◆ What the task asks ◆
Every line of the material that follows must be printed again exactly.

◆ A run of records ◆
=-=-=-=-=

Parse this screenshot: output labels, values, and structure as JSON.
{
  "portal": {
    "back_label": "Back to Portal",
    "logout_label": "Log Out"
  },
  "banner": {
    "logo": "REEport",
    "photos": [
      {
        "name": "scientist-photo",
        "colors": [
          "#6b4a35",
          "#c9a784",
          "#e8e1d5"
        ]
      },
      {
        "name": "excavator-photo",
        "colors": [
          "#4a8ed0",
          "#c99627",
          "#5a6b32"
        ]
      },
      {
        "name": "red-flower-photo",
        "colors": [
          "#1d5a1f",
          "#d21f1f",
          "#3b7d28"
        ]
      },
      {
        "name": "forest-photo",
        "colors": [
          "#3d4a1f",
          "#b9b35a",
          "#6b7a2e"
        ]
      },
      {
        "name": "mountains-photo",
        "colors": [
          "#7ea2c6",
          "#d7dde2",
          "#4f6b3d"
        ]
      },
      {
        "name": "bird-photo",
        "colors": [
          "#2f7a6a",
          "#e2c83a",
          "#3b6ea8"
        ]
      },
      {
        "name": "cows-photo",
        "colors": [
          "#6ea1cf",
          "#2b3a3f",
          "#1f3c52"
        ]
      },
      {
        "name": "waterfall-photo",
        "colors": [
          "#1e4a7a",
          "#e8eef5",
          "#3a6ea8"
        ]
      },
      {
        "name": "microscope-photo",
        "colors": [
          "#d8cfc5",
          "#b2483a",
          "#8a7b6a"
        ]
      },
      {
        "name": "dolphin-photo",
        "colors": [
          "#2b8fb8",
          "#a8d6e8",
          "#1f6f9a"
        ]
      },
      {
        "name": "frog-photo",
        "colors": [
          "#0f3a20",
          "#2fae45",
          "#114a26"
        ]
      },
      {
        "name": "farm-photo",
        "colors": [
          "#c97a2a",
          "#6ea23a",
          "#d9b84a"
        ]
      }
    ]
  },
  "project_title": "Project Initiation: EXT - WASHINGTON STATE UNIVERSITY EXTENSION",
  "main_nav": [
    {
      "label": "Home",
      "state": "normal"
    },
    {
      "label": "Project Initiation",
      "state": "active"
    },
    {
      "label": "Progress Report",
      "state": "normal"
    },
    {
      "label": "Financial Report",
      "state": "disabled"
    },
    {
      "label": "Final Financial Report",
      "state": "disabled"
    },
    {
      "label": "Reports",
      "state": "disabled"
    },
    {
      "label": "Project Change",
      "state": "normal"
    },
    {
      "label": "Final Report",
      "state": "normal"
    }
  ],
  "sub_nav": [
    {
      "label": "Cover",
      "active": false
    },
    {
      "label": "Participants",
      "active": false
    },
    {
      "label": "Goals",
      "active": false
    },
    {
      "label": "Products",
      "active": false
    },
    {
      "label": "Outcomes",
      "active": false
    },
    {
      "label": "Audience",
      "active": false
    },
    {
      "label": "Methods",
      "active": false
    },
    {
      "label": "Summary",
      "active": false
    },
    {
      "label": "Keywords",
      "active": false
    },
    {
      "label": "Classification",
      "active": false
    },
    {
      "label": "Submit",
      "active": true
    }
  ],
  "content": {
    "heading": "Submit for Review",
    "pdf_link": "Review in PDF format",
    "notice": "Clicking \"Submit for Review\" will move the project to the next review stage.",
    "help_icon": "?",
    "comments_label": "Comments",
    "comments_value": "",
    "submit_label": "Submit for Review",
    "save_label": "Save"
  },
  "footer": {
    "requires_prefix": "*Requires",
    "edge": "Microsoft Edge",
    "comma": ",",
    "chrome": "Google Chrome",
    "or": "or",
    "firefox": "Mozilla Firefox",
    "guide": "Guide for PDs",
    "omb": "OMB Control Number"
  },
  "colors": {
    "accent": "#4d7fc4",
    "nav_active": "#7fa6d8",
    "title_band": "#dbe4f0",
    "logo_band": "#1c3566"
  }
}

=-=-=-=-=

◆ Complete output ◆
Parse this screenshot: output labels, values, and structure as JSON.
{
  "portal": {
    "back_label": "Back to Portal",
    "logout_label": "Log Out"
  },
  "banner": {
    "logo": "REEport",
    "photos": [
      {
        "name": "scientist-photo",
        "colors": [
          "#6b4a35",
          "#c9a784",
          "#e8e1d5"
        ]
      },
      {
        "name": "excavator-photo",
        "colors": [
          "#4a8ed0",
          "#c99627",
          "#5a6b32"
        ]
      },
      {
        "name": "red-flower-photo",
        "colors": [
          "#1d5a1f",
          "#d21f1f",
          "#3b7d28"
        ]
      },
      {
        "name": "forest-photo",
        "colors": [
          "#3d4a1f",
          "#b9b35a",
          "#6b7a2e"
        ]
      },
      {
        "name": "mountains-photo",
        "colors": [
          "#7ea2c6",
          "#d7dde2",
          "#4f6b3d"
        ]
      },
      {
        "name": "bird-photo",
        "colors": [
          "#2f7a6a",
          "#e2c83a",
          "#3b6ea8"
        ]
      },
      {
        "name": "cows-photo",
        "colors": [
          "#6ea1cf",
          "#2b3a3f",
          "#1f3c52"
        ]
      },
      {
        "name": "waterfall-photo",
        "colors": [
          "#1e4a7a",
          "#e8eef5",
          "#3a6ea8"
        ]
      },
      {
        "name": "microscope-photo",
        "colors": [
          "#d8cfc5",
          "#b2483a",
          "#8a7b6a"
        ]
      },
      {
        "name": "dolphin-photo",
        "colors": [
          "#2b8fb8",
          "#a8d6e8",
          "#1f6f9a"
        ]
      },
      {
        "name": "frog-photo",
        "colors": [
          "#0f3a20",
          "#2fae45",
          "#114a26"
        ]
      },
      {
        "name": "farm-photo",
        "colors": [
          "#c97a2a",
          "#6ea23a",
          "#d9b84a"
        ]
      }
    ]
  },
  "project_title": "Project Initiation: EXT - WASHINGTON STATE UNIVERSITY EXTENSION",
  "main_nav": [
    {
      "label": "Home",
      "state": "normal"
    },
    {
      "label": "Project Initiation",
      "state": "active"
    },
    {
      "label": "Progress Report",
      "state": "normal"
    },
    {
      "label": "Financial Report",
      "state": "disabled"
    },
    {
      "label": "Final Financial Report",
      "state": "disabled"
    },
    {
      "label": "Reports",
      "state": "disabled"
    },
    {
      "label": "Project Change",
      "state": "normal"
    },
    {
      "label": "Final Report",
      "state": "normal"
    }
  ],
  "sub_nav": [
    {
      "label": "Cover",
      "active": false
    },
    {
      "label": "Participants",
      "active": false
    },
    {
      "label": "Goals",
      "active": false
    },
    {
      "label": "Products",
      "active": false
    },
    {
      "label": "Outcomes",
      "active": false
    },
    {
      "label": "Audience",
      "active": false
    },
    {
      "label": "Methods",
      "active": false
    },
    {
      "label": "Summary",
      "active": false
    },
    {
      "label": "Keywords",
      "active": false
    },
    {
      "label": "Classification",
      "active": false
    },
    {
      "label": "Submit",
      "active": true
    }
  ],
  "content": {
    "heading": "Submit for Review",
    "pdf_link": "Review in PDF format",
    "notice": "Clicking \"Submit for Review\" will move the project to the next review stage.",
    "help_icon": "?",
    "comments_label": "Comments",
    "comments_value": "",
    "submit_label": "Submit for Review",
    "save_label": "Save"
  },
  "footer": {
    "requires_prefix": "*Requires",
    "edge": "Microsoft Edge",
    "comma": ",",
    "chrome": "Google Chrome",
    "or": "or",
    "firefox": "Mozilla Firefox",
    "guide": "Guide for PDs",
    "omb": "OMB Control Number"
  },
  "colors": {
    "accent": "#4d7fc4",
    "nav_active": "#7fa6d8",
    "title_band": "#dbe4f0",
    "logo_band": "#1c3566"
  }
}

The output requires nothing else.